Copy out each line in the material below that has the word "your".

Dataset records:
··········

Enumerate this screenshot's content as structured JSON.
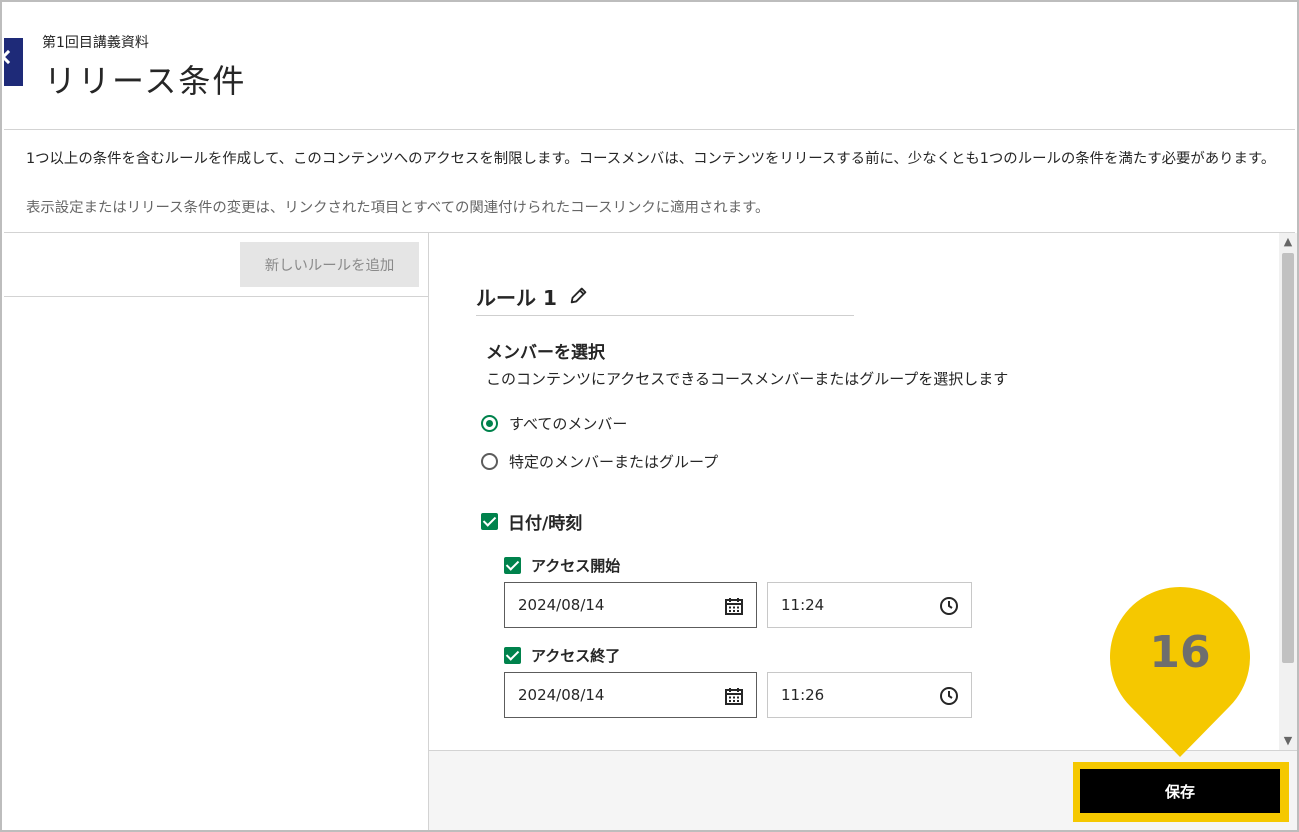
{
  "header": {
    "breadcrumb": "第1回目講義資料",
    "title": "リリース条件"
  },
  "description": {
    "main": "1つ以上の条件を含むルールを作成して、このコンテンツへのアクセスを制限します。コースメンバは、コンテンツをリリースする前に、少なくとも1つのルールの条件を満たす必要があります。",
    "sub": "表示設定またはリリース条件の変更は、リンクされた項目とすべての関連付けられたコースリンクに適用されます。"
  },
  "left_pane": {
    "add_rule_label": "新しいルールを追加"
  },
  "rule": {
    "title": "ルール 1",
    "member_section": {
      "title": "メンバーを選択",
      "description": "このコンテンツにアクセスできるコースメンバーまたはグループを選択します",
      "options": [
        {
          "label": "すべてのメンバー",
          "selected": true
        },
        {
          "label": "特定のメンバーまたはグループ",
          "selected": false
        }
      ]
    },
    "date_time": {
      "label": "日付/時刻",
      "checked": true,
      "start": {
        "label": "アクセス開始",
        "checked": true,
        "date": "2024/08/14",
        "time": "11:24"
      },
      "end": {
        "label": "アクセス終了",
        "checked": true,
        "date": "2024/08/14",
        "time": "11:26"
      }
    }
  },
  "footer": {
    "save_label": "保存"
  },
  "callout": {
    "number": "16"
  },
  "colors": {
    "accent_green": "#00824c",
    "callout_yellow": "#f5c800",
    "back_tab_navy": "#1e2a78"
  }
}
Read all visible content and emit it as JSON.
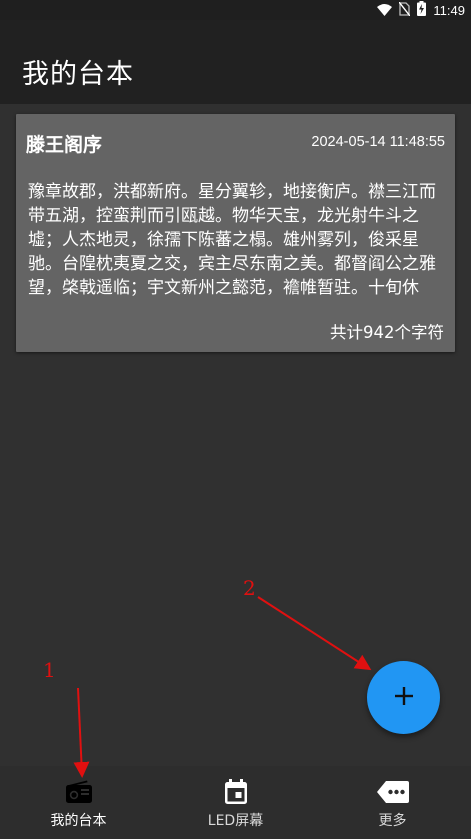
{
  "status_bar": {
    "time": "11:49",
    "icons": [
      "wifi-icon",
      "no-sim-icon",
      "battery-charging-icon"
    ]
  },
  "app_bar": {
    "title": "我的台本"
  },
  "scripts": [
    {
      "title": "滕王阁序",
      "timestamp": "2024-05-14 11:48:55",
      "preview": "豫章故郡，洪都新府。星分翼轸，地接衡庐。襟三江而带五湖，控蛮荆而引瓯越。物华天宝，龙光射牛斗之墟；人杰地灵，徐孺下陈蕃之榻。雄州雾列，俊采星驰。台隍枕夷夏之交，宾主尽东南之美。都督阎公之雅望，棨戟遥临；宇文新州之懿范，襜帷暂驻。十旬休假，胜友如云；千里逢迎，",
      "char_count": "共计942个字符"
    }
  ],
  "fab": {
    "icon": "plus-icon",
    "color": "#2196f3"
  },
  "bottom_nav": {
    "items": [
      {
        "label": "我的台本",
        "icon": "radio-icon",
        "active": true
      },
      {
        "label": "LED屏幕",
        "icon": "calendar-icon",
        "active": false
      },
      {
        "label": "更多",
        "icon": "more-tag-icon",
        "active": false
      }
    ]
  },
  "annotations": {
    "label_1": "1",
    "label_2": "2",
    "color": "#e01010"
  }
}
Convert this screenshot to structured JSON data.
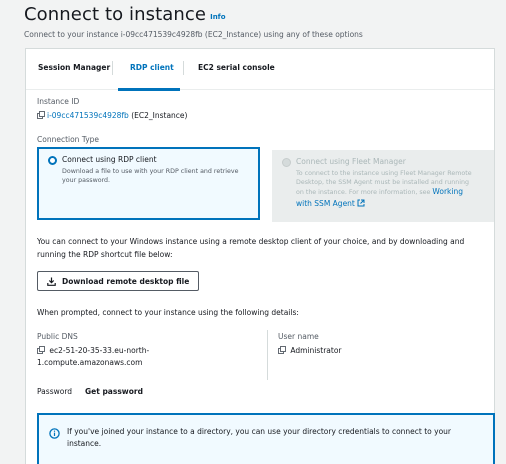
{
  "header": {
    "title": "Connect to instance",
    "info": "Info",
    "subtitle": "Connect to your instance i-09cc471539c4928fb (EC2_Instance) using any of these options"
  },
  "tabs": [
    {
      "label": "Session Manager"
    },
    {
      "label": "RDP client"
    },
    {
      "label": "EC2 serial console"
    }
  ],
  "instance": {
    "label": "Instance ID",
    "id": "i-09cc471539c4928fb",
    "name": "(EC2_Instance)"
  },
  "connection_type": {
    "label": "Connection Type",
    "rdp_title": "Connect using RDP client",
    "rdp_desc_1": "Download a file to use with your RDP client and retrieve",
    "rdp_desc_2": "your password.",
    "fleet_title": "Connect using Fleet Manager",
    "fleet_desc_1": "To connect to the instance using Fleet Manager Remote",
    "fleet_desc_2": "Desktop, the SSM Agent must be installed and running",
    "fleet_desc_3": "on the instance. For more information, see",
    "fleet_link_1": "Working",
    "fleet_link_2": "with SSM Agent"
  },
  "rdp_intro_1": "You can connect to your Windows instance using a remote desktop client of your choice, and by downloading and",
  "rdp_intro_2": "running the RDP shortcut file below:",
  "download_button": "Download remote desktop file",
  "prompt_text": "When prompted, connect to your instance using the following details:",
  "public_dns": {
    "label": "Public DNS",
    "value_1": "ec2-51-20-35-33.eu-north-",
    "value_2": "1.compute.amazonaws.com"
  },
  "user_name": {
    "label": "User name",
    "value": "Administrator"
  },
  "password": {
    "label": "Password",
    "action": "Get password"
  },
  "alert": {
    "line_1": "If you've joined your instance to a directory, you can use your directory credentials to connect to your",
    "line_2": "instance."
  },
  "colors": {
    "accent": "#0073bb",
    "selected_bg": "#f1faff",
    "disabled_bg": "#eaeded"
  }
}
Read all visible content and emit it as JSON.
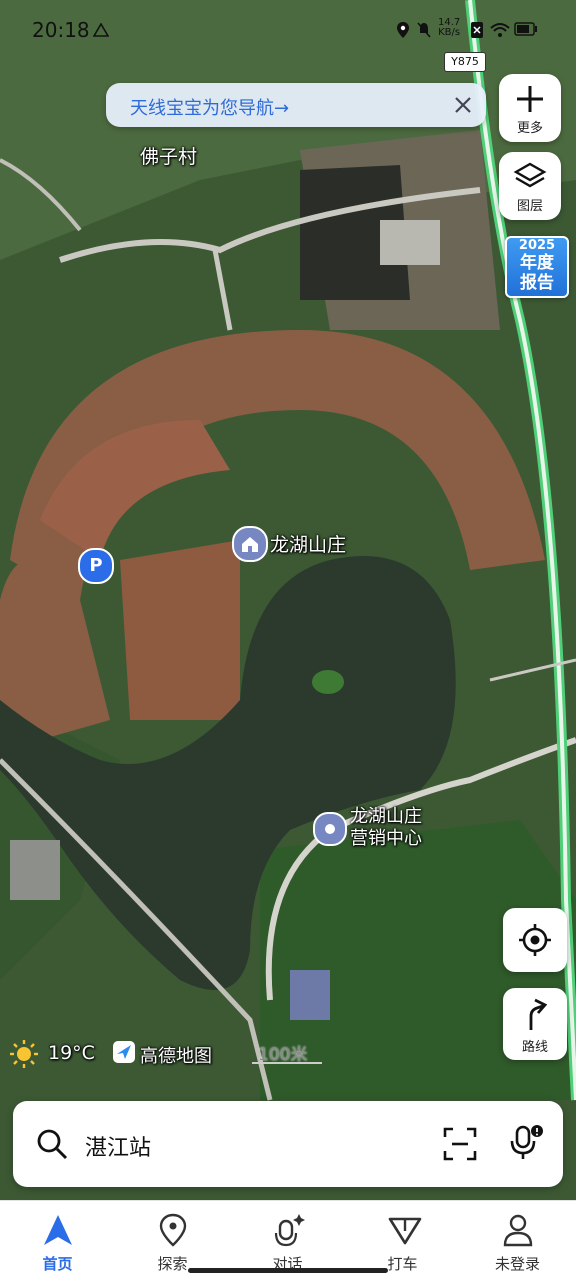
{
  "status_bar": {
    "time": "20:18",
    "net_speed": "14.7",
    "net_unit": "KB/s"
  },
  "banner": {
    "text": "天线宝宝为您导航→"
  },
  "map": {
    "road_shield": "Y875",
    "village_label": "佛子村",
    "poi_main": "龙湖山庄",
    "poi_sales_line1": "龙湖山庄",
    "poi_sales_line2": "营销中心",
    "weather_temp": "19°C",
    "brand": "高德地图",
    "scale": "100米",
    "colors": {
      "water": "#2d3b2e",
      "forest": "#2f5a2a",
      "roofs": "#9a5a3e",
      "road_green": "#4fcf78"
    }
  },
  "right_controls": {
    "more_label": "更多",
    "layers_label": "图层",
    "report_year": "2025",
    "report_line1": "年度",
    "report_line2": "报告",
    "route_label": "路线"
  },
  "search": {
    "value": "湛江站"
  },
  "nav": {
    "items": [
      {
        "label": "首页",
        "icon": "navigation-arrow-icon"
      },
      {
        "label": "探索",
        "icon": "location-pin-icon"
      },
      {
        "label": "对话",
        "icon": "microphone-sparkle-icon"
      },
      {
        "label": "打车",
        "icon": "taxi-icon"
      },
      {
        "label": "未登录",
        "icon": "user-icon"
      }
    ],
    "active_color": "#2b6de8"
  }
}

··········

» Final result:
    "subtitle": "Connect to your instance i-09cc471539c4928fb (EC2_Instance) using any of these options"
    "rdp_desc_1": "Download a file to use with your RDP client and retrieve",
    "rdp_desc_2": "your password.",
  "rdp_intro_1": "You can connect to your Windows instance using a remote desktop client of your choice, and by downloading and",
  "prompt_text": "When prompted, connect to your instance using the following details:",
    "line_1": "If you've joined your instance to a directory, you can use your directory credentials to connect to your",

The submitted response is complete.